_Exercise task_
Copy out every record precisely.

_Material supplied_
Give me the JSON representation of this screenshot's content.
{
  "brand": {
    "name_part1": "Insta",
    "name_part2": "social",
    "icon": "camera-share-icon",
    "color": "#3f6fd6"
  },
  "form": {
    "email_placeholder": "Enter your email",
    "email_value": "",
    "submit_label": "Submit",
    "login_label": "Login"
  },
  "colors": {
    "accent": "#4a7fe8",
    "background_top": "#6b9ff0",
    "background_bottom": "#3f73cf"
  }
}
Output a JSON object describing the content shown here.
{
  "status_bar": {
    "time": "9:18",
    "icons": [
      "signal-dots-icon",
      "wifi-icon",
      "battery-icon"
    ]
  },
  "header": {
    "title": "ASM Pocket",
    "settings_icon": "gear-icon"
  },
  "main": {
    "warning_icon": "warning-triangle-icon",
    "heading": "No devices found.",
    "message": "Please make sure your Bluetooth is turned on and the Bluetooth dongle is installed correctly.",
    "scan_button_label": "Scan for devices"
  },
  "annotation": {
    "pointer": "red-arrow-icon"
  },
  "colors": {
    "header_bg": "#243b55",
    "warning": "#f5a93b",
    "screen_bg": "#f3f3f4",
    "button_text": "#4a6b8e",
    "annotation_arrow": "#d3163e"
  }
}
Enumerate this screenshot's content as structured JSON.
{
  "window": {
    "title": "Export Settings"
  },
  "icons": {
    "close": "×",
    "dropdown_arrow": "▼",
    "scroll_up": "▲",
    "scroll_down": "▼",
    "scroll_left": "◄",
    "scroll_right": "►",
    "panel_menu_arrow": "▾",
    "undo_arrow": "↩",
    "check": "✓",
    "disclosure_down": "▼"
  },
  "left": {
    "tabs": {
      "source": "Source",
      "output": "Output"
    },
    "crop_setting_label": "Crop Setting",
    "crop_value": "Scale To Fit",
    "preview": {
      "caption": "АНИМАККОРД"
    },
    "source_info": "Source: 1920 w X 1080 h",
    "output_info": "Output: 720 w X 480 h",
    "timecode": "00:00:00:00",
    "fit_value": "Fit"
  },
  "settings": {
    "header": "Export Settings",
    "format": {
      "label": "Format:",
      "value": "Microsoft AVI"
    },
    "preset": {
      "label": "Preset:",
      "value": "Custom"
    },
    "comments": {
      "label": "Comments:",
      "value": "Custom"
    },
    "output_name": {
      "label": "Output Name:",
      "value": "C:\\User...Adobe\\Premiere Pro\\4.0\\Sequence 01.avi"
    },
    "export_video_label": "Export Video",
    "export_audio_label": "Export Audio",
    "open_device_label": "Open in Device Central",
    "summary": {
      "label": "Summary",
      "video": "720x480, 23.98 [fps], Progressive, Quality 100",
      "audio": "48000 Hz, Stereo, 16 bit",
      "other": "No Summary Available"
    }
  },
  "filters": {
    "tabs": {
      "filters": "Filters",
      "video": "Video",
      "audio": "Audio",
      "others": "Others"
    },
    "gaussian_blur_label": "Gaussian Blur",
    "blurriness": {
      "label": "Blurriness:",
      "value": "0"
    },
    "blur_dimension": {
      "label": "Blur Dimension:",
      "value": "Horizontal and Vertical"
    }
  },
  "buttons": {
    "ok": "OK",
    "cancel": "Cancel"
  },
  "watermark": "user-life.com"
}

_Output of the exercise_
Give me the JSON representation of this screenshot's content.
{
  "brand": {
    "name_part1": "Insta",
    "name_part2": "social",
    "icon": "camera-share-icon",
    "color": "#3f6fd6"
  },
  "form": {
    "email_placeholder": "Enter your email",
    "email_value": "",
    "submit_label": "Submit",
    "login_label": "Login"
  },
  "colors": {
    "accent": "#4a7fe8",
    "background_top": "#6b9ff0",
    "background_bottom": "#3f73cf"
  }
}
Output a JSON object describing the content shown here.
{
  "status_bar": {
    "time": "9:18",
    "icons": [
      "signal-dots-icon",
      "wifi-icon",
      "battery-icon"
    ]
  },
  "header": {
    "title": "ASM Pocket",
    "settings_icon": "gear-icon"
  },
  "main": {
    "warning_icon": "warning-triangle-icon",
    "heading": "No devices found.",
    "message": "Please make sure your Bluetooth is turned on and the Bluetooth dongle is installed correctly.",
    "scan_button_label": "Scan for devices"
  },
  "annotation": {
    "pointer": "red-arrow-icon"
  },
  "colors": {
    "header_bg": "#243b55",
    "warning": "#f5a93b",
    "screen_bg": "#f3f3f4",
    "button_text": "#4a6b8e",
    "annotation_arrow": "#d3163e"
  }
}
Enumerate this screenshot's content as structured JSON.
{
  "window": {
    "title": "Export Settings"
  },
  "icons": {
    "close": "×",
    "dropdown_arrow": "▼",
    "scroll_up": "▲",
    "scroll_down": "▼",
    "scroll_left": "◄",
    "scroll_right": "►",
    "panel_menu_arrow": "▾",
    "undo_arrow": "↩",
    "check": "✓",
    "disclosure_down": "▼"
  },
  "left": {
    "tabs": {
      "source": "Source",
      "output": "Output"
    },
    "crop_setting_label": "Crop Setting",
    "crop_value": "Scale To Fit",
    "preview": {
      "caption": "АНИМАККОРД"
    },
    "source_info": "Source: 1920 w X 1080 h",
    "output_info": "Output: 720 w X 480 h",
    "timecode": "00:00:00:00",
    "fit_value": "Fit"
  },
  "settings": {
    "header": "Export Settings",
    "format": {
      "label": "Format:",
      "value": "Microsoft AVI"
    },
    "preset": {
      "label": "Preset:",
      "value": "Custom"
    },
    "comments": {
      "label": "Comments:",
      "value": "Custom"
    },
    "output_name": {
      "label": "Output Name:",
      "value": "C:\\User...Adobe\\Premiere Pro\\4.0\\Sequence 01.avi"
    },
    "export_video_label": "Export Video",
    "export_audio_label": "Export Audio",
    "open_device_label": "Open in Device Central",
    "summary": {
      "label": "Summary",
      "video": "720x480, 23.98 [fps], Progressive, Quality 100",
      "audio": "48000 Hz, Stereo, 16 bit",
      "other": "No Summary Available"
    }
  },
  "filters": {
    "tabs": {
      "filters": "Filters",
      "video": "Video",
      "audio": "Audio",
      "others": "Others"
    },
    "gaussian_blur_label": "Gaussian Blur",
    "blurriness": {
      "label": "Blurriness:",
      "value": "0"
    },
    "blur_dimension": {
      "label": "Blur Dimension:",
      "value": "Horizontal and Vertical"
    }
  },
  "buttons": {
    "ok": "OK",
    "cancel": "Cancel"
  },
  "watermark": "user-life.com"
}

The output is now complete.